* START Available data *
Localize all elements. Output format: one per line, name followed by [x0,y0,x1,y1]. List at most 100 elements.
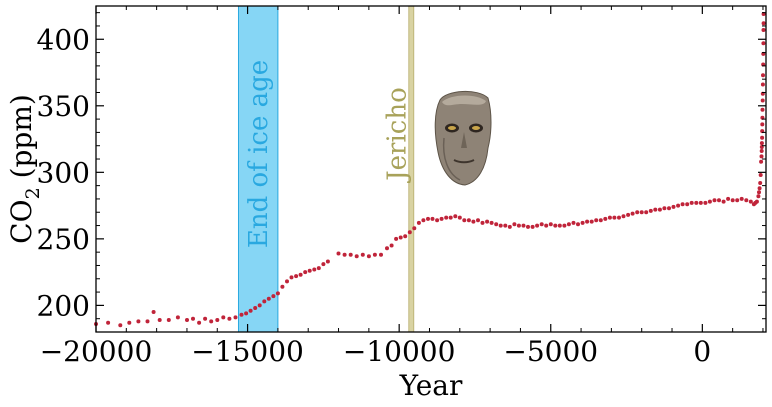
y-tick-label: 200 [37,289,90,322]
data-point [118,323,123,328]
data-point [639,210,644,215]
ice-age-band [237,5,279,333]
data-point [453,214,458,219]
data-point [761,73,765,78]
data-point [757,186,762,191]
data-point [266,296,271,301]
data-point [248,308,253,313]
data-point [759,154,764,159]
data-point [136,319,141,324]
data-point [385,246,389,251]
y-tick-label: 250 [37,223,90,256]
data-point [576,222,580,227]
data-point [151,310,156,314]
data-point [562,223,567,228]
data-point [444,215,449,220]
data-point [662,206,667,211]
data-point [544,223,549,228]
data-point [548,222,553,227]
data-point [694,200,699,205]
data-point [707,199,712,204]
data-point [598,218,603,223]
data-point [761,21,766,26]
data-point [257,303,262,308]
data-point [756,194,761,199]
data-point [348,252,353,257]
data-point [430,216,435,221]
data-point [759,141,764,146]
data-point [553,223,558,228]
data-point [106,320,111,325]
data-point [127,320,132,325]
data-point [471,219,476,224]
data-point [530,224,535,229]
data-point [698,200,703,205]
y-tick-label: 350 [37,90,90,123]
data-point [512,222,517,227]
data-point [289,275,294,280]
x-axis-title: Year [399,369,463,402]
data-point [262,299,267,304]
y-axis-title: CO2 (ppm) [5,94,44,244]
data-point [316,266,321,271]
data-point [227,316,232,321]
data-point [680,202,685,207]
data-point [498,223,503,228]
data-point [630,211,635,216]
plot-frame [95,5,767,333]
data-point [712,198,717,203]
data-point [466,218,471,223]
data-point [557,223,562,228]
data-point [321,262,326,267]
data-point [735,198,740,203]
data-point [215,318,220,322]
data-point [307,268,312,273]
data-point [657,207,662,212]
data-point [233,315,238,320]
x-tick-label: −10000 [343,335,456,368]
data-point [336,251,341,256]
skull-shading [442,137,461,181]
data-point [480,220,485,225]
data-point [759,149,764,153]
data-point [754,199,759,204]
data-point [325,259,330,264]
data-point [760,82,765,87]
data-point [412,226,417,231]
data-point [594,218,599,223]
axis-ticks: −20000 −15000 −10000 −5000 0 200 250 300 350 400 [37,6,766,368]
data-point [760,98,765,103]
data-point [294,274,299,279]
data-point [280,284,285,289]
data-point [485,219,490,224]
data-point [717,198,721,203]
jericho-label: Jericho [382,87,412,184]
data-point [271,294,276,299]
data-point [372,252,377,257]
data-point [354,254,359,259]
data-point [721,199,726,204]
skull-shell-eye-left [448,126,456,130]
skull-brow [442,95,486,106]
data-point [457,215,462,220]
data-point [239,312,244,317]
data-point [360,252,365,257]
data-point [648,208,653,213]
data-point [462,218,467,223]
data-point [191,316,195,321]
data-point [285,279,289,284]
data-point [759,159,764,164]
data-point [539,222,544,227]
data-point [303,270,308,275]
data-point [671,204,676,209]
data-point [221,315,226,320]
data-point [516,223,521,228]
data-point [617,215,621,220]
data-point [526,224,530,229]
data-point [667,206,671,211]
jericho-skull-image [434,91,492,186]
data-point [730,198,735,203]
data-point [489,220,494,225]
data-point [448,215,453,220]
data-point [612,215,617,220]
* END Available data *
Convert the lines above into a numbered list, omitting blank lines and pictures.

1. Localize all elements. Output format: one per line, name followed by [x0,y0,x1,y1]. List at most 100 elements.
2. y-tick-label: 200 [37,289,90,322]
3. data-point [118,323,123,328]
4. data-point [639,210,644,215]
5. ice-age-band [237,5,279,333]
6. data-point [453,214,458,219]
7. data-point [761,73,765,78]
8. data-point [757,186,762,191]
9. data-point [266,296,271,301]
10. data-point [248,308,253,313]
11. data-point [759,154,764,159]
12. data-point [136,319,141,324]
13. data-point [385,246,389,251]
14. y-tick-label: 250 [37,223,90,256]
15. data-point [576,222,580,227]
16. data-point [151,310,156,314]
17. data-point [562,223,567,228]
18. data-point [444,215,449,220]
19. data-point [662,206,667,211]
20. data-point [544,223,549,228]
21. data-point [548,222,553,227]
22. data-point [694,200,699,205]
23. data-point [707,199,712,204]
24. data-point [598,218,603,223]
25. data-point [761,21,766,26]
26. data-point [257,303,262,308]
27. data-point [756,194,761,199]
28. data-point [348,252,353,257]
29. data-point [430,216,435,221]
30. data-point [759,141,764,146]
31. data-point [553,223,558,228]
32. data-point [106,320,111,325]
33. data-point [127,320,132,325]
34. data-point [471,219,476,224]
35. data-point [530,224,535,229]
36. data-point [698,200,703,205]
37. y-tick-label: 350 [37,90,90,123]
38. data-point [512,222,517,227]
39. data-point [289,275,294,280]
40. x-axis-title: Year [399,369,463,402]
41. data-point [262,299,267,304]
42. y-axis-title: CO2 (ppm) [5,94,44,244]
43. data-point [316,266,321,271]
44. data-point [227,316,232,321]
45. data-point [680,202,685,207]
46. data-point [498,223,503,228]
47. data-point [630,211,635,216]
48. plot-frame [95,5,767,333]
49. data-point [712,198,717,203]
50. data-point [466,218,471,223]
51. data-point [557,223,562,228]
52. data-point [321,262,326,267]
53. data-point [735,198,740,203]
54. data-point [215,318,220,322]
55. data-point [307,268,312,273]
56. data-point [657,207,662,212]
57. data-point [233,315,238,320]
58. x-tick-label: −10000 [343,335,456,368]
59. data-point [336,251,341,256]
60. skull-shading [442,137,461,181]
61. data-point [480,220,485,225]
62. data-point [759,149,764,153]
63. data-point [754,199,759,204]
64. data-point [325,259,330,264]
65. data-point [760,82,765,87]
66. data-point [412,226,417,231]
67. data-point [594,218,599,223]
68. axis-ticks: −20000 −15000 −10000 −5000 0 200 250 300 350 400 [37,6,766,368]
69. data-point [760,98,765,103]
70. data-point [294,274,299,279]
71. data-point [280,284,285,289]
72. data-point [485,219,490,224]
73. data-point [717,198,721,203]
74. jericho-label: Jericho [382,87,412,184]
75. data-point [271,294,276,299]
76. data-point [372,252,377,257]
77. data-point [354,254,359,259]
78. data-point [721,199,726,204]
79. skull-shell-eye-left [448,126,456,130]
80. skull-brow [442,95,486,106]
81. data-point [457,215,462,220]
82. data-point [239,312,244,317]
83. data-point [360,252,365,257]
84. data-point [648,208,653,213]
85. data-point [462,218,467,223]
86. data-point [191,316,195,321]
87. data-point [285,279,289,284]
88. data-point [759,159,764,164]
89. data-point [539,222,544,227]
90. data-point [303,270,308,275]
91. data-point [671,204,676,209]
92. data-point [221,315,226,320]
93. data-point [516,223,521,228]
94. data-point [617,215,621,220]
95. data-point [526,224,530,229]
96. data-point [667,206,671,211]
97. jericho-skull-image [434,91,492,186]
98. data-point [730,198,735,203]
99. data-point [489,220,494,225]
100. data-point [448,215,453,220]
101. data-point [612,215,617,220]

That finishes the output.